▸ **Source material**
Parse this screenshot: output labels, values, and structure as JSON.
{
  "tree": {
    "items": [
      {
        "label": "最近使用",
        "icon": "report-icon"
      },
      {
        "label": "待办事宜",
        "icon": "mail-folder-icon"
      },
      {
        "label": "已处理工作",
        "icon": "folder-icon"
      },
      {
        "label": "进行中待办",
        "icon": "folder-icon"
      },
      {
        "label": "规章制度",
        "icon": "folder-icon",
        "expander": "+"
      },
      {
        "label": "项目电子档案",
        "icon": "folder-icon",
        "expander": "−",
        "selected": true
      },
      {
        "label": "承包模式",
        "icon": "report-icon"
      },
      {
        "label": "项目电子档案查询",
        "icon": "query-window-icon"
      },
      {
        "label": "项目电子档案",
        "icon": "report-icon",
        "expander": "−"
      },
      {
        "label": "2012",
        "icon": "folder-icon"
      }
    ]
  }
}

▸ **Exercise requirements**
Set down the material above again, word for word.

▸ **Reply to the exercise**
Parse this screenshot: output labels, values, and structure as JSON.
{
  "tree": {
    "items": [
      {
        "label": "最近使用",
        "icon": "report-icon"
      },
      {
        "label": "待办事宜",
        "icon": "mail-folder-icon"
      },
      {
        "label": "已处理工作",
        "icon": "folder-icon"
      },
      {
        "label": "进行中待办",
        "icon": "folder-icon"
      },
      {
        "label": "规章制度",
        "icon": "folder-icon",
        "expander": "+"
      },
      {
        "label": "项目电子档案",
        "icon": "folder-icon",
        "expander": "−",
        "selected": true
      },
      {
        "label": "承包模式",
        "icon": "report-icon"
      },
      {
        "label": "项目电子档案查询",
        "icon": "query-window-icon"
      },
      {
        "label": "项目电子档案",
        "icon": "report-icon",
        "expander": "−"
      },
      {
        "label": "2012",
        "icon": "folder-icon"
      }
    ]
  }
}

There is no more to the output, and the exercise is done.